## WHAT TO PRODUCE
Exactly reproduce the lines from the line that has "What text is on this page?" down to the last line of the entries, inclusive.

## RECORDS TO PROCESS
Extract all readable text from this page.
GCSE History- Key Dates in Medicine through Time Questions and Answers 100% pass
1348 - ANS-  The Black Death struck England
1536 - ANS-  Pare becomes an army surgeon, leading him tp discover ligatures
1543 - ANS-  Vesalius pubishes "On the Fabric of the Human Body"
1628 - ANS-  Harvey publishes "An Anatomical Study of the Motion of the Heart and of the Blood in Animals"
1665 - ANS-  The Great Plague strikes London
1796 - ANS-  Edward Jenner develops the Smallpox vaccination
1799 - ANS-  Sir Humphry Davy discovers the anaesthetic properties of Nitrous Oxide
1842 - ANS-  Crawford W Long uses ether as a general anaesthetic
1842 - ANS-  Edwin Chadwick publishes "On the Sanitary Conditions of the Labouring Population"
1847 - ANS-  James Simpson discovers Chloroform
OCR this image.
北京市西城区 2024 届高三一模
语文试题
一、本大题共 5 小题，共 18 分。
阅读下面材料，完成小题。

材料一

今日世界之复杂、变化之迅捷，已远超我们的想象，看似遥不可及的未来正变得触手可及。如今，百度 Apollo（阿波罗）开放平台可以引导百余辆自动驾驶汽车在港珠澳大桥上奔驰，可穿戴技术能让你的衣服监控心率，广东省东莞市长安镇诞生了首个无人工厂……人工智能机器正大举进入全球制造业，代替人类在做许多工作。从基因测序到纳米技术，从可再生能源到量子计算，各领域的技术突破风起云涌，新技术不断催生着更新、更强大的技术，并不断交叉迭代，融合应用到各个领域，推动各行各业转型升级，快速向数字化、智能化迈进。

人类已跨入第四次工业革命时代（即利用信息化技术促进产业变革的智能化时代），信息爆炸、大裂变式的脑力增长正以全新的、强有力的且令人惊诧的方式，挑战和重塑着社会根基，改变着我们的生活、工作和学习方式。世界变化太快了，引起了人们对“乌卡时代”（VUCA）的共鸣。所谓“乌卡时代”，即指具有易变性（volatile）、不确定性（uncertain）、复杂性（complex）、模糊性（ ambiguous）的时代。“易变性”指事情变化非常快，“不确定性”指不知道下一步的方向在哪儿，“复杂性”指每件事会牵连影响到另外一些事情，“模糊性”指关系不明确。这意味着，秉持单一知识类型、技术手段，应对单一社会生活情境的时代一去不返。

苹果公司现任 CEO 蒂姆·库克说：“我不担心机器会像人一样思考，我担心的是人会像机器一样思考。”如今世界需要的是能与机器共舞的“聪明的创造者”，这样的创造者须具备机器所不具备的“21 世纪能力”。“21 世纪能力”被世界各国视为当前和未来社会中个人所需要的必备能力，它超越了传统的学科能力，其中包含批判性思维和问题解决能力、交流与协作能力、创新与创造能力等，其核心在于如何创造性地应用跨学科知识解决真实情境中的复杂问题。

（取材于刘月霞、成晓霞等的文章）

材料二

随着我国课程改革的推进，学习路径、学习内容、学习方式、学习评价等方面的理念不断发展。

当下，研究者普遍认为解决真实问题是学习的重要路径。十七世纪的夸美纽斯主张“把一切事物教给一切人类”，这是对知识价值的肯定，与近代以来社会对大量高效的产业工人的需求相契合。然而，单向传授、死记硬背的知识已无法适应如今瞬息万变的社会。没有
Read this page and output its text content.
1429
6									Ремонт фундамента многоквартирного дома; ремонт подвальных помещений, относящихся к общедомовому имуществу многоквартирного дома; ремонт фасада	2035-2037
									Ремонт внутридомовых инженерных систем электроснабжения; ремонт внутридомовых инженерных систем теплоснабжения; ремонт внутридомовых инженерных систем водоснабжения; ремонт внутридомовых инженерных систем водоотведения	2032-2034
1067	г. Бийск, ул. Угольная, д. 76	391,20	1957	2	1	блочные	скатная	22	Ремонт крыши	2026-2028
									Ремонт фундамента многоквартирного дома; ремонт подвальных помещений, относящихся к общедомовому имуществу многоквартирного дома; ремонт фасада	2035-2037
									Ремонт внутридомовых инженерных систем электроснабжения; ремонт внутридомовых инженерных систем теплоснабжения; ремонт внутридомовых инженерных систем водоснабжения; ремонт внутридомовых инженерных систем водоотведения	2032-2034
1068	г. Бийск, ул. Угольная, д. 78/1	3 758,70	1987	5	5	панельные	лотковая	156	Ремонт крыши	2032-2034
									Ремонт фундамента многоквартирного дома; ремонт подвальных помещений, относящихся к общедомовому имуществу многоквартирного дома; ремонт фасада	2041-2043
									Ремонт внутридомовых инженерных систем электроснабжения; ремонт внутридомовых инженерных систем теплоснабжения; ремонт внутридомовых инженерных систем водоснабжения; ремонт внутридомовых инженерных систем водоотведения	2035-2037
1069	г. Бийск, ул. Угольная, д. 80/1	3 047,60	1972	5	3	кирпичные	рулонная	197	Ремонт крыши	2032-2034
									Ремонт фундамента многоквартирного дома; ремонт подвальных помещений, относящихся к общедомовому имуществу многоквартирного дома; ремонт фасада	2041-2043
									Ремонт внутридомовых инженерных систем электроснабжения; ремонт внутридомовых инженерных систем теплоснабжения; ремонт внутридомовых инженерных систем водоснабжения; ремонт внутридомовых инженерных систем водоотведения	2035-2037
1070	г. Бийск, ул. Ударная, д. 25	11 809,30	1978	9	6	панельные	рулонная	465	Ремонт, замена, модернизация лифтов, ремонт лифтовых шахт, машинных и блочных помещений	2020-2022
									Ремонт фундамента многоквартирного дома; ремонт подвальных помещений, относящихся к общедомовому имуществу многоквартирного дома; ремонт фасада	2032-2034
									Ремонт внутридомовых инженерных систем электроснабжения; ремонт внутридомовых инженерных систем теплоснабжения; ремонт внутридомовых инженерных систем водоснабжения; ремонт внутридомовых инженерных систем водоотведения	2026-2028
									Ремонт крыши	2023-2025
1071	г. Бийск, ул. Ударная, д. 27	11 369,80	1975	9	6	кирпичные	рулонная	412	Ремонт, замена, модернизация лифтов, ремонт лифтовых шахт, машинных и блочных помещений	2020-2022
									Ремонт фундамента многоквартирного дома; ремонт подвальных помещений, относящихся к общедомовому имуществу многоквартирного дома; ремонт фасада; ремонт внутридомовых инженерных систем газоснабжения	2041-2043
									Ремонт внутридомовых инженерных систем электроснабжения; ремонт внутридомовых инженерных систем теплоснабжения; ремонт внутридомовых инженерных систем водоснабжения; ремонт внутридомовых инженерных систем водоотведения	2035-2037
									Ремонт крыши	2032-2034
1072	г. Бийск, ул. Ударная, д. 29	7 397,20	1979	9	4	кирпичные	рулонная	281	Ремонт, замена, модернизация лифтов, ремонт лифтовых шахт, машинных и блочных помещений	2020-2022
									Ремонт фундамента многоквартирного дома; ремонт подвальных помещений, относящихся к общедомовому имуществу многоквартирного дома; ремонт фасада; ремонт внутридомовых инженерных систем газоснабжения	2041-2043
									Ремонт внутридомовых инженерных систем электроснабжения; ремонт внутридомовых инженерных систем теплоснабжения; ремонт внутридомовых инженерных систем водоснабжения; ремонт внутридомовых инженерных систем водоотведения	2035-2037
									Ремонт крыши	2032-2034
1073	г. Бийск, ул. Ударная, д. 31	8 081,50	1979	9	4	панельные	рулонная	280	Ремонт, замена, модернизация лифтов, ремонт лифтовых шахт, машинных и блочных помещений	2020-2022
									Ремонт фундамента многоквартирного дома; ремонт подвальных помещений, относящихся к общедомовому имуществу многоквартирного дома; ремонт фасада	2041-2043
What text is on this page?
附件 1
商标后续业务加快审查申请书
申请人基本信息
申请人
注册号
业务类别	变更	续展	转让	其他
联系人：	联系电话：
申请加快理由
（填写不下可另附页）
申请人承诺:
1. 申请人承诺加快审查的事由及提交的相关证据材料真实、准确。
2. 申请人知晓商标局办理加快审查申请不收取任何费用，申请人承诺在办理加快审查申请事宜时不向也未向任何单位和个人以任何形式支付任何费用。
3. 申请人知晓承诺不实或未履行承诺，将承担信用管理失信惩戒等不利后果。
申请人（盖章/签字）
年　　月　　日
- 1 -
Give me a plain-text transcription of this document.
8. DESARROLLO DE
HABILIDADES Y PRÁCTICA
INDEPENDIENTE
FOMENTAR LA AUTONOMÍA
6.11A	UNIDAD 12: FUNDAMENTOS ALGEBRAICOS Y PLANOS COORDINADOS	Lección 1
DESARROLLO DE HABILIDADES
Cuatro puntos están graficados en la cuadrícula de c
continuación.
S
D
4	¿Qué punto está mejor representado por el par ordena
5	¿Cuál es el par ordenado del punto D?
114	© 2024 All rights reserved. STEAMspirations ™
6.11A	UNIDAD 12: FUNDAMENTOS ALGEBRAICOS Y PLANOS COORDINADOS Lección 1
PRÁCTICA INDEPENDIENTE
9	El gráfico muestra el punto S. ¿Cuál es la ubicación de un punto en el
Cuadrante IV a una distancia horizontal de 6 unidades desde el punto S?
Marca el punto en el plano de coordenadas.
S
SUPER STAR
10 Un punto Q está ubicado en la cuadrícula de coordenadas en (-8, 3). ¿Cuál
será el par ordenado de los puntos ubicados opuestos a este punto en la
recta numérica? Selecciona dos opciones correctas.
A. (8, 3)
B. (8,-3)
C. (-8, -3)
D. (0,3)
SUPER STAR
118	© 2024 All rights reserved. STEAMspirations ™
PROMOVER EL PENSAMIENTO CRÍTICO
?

## RESPONSE
What text is on this page?
附件 1
商标后续业务加快审查申请书
申请人基本信息
申请人
注册号
业务类别	变更	续展	转让	其他
联系人：	联系电话：
申请加快理由
（填写不下可另附页）
申请人承诺:
1. 申请人承诺加快审查的事由及提交的相关证据材料真实、准确。
2. 申请人知晓商标局办理加快审查申请不收取任何费用，申请人承诺在办理加快审查申请事宜时不向也未向任何单位和个人以任何形式支付任何费用。
3. 申请人知晓承诺不实或未履行承诺，将承担信用管理失信惩戒等不利后果。
申请人（盖章/签字）
年　　月　　日
- 1 -
Give me a plain-text transcription of this document.
8. DESARROLLO DE
HABILIDADES Y PRÁCTICA
INDEPENDIENTE
FOMENTAR LA AUTONOMÍA
6.11A	UNIDAD 12: FUNDAMENTOS ALGEBRAICOS Y PLANOS COORDINADOS	Lección 1
DESARROLLO DE HABILIDADES
Cuatro puntos están graficados en la cuadrícula de c
continuación.
S
D
4	¿Qué punto está mejor representado por el par ordena
5	¿Cuál es el par ordenado del punto D?
114	© 2024 All rights reserved. STEAMspirations ™
6.11A	UNIDAD 12: FUNDAMENTOS ALGEBRAICOS Y PLANOS COORDINADOS Lección 1
PRÁCTICA INDEPENDIENTE
9	El gráfico muestra el punto S. ¿Cuál es la ubicación de un punto en el
Cuadrante IV a una distancia horizontal de 6 unidades desde el punto S?
Marca el punto en el plano de coordenadas.
S
SUPER STAR
10 Un punto Q está ubicado en la cuadrícula de coordenadas en (-8, 3). ¿Cuál
será el par ordenado de los puntos ubicados opuestos a este punto en la
recta numérica? Selecciona dos opciones correctas.
A. (8, 3)
B. (8,-3)
C. (-8, -3)
D. (0,3)
SUPER STAR
118	© 2024 All rights reserved. STEAMspirations ™
PROMOVER EL PENSAMIENTO CRÍTICO
?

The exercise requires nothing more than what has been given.